**Job:** Pull every line that holds the word "传感器安装断口" from the entries.

**Extracted entries:**
===============

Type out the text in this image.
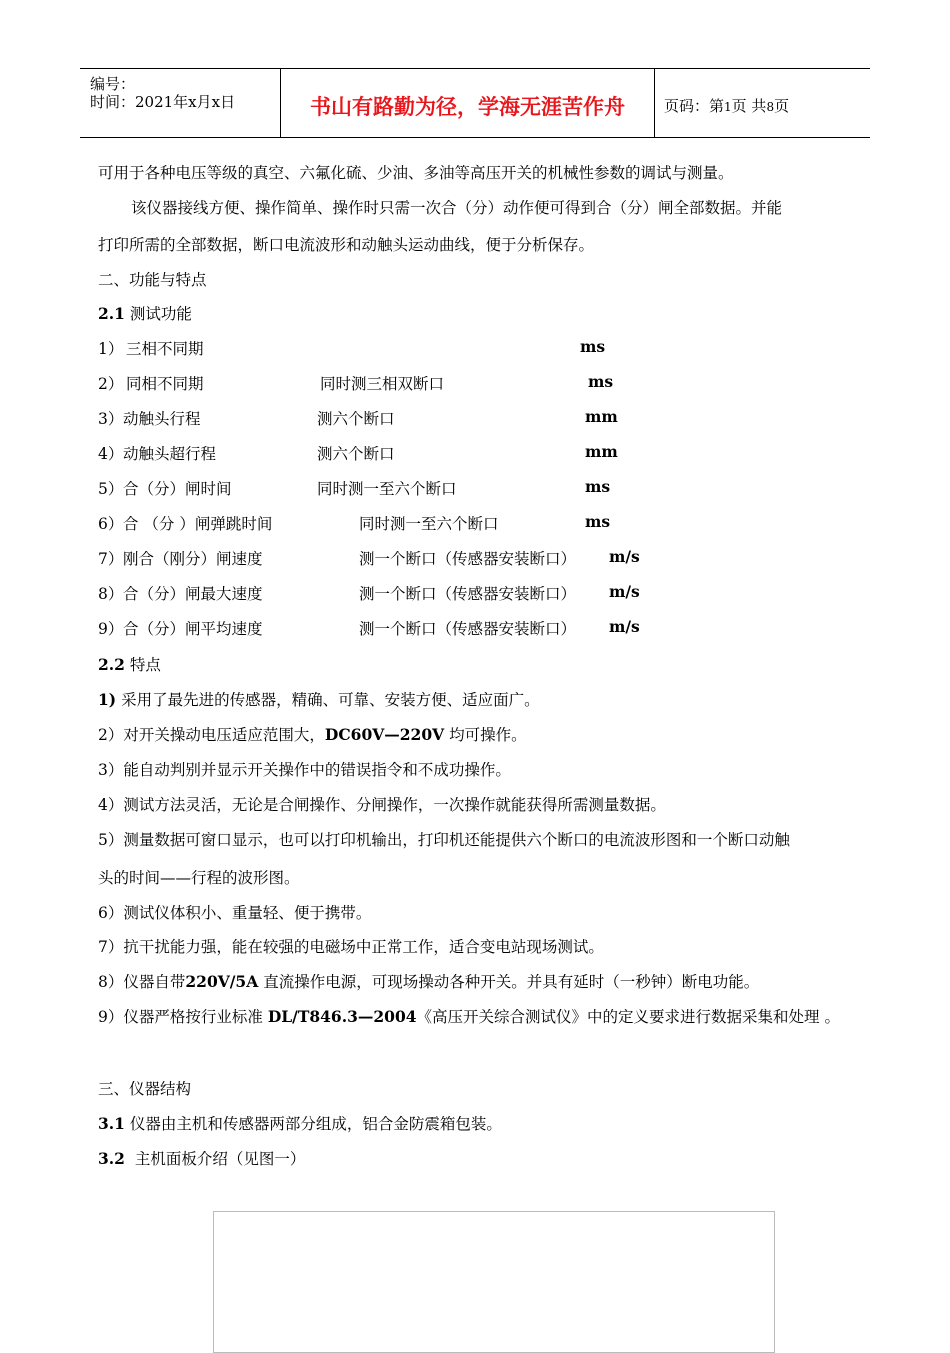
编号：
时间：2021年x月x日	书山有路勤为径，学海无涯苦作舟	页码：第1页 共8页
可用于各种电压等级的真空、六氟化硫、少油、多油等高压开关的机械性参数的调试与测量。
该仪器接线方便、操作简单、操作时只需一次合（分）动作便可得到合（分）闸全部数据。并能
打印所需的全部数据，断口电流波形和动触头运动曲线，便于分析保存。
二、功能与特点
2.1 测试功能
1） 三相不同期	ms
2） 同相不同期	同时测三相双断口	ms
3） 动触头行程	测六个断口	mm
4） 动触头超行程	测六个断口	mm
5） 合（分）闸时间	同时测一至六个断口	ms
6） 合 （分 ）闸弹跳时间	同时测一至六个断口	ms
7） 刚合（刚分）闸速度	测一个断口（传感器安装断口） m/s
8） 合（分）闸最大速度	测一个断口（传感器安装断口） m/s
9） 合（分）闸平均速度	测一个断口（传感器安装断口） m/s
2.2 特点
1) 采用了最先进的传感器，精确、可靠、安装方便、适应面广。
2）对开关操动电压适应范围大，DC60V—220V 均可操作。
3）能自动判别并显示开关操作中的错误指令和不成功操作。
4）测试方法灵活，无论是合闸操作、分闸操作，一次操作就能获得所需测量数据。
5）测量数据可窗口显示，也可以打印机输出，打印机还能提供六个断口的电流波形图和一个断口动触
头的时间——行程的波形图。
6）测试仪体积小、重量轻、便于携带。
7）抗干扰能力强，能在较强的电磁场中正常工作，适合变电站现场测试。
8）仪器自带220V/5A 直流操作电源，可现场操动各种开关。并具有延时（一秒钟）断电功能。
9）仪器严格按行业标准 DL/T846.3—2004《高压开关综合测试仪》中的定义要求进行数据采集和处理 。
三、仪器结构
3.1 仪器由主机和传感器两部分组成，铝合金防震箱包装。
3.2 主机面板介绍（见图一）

===============

**Response to this exercise:**
7） 刚合（刚分）闸速度	测一个断口（传感器安装断口） m/s
8） 合（分）闸最大速度	测一个断口（传感器安装断口） m/s
9） 合（分）闸平均速度	测一个断口（传感器安装断口） m/s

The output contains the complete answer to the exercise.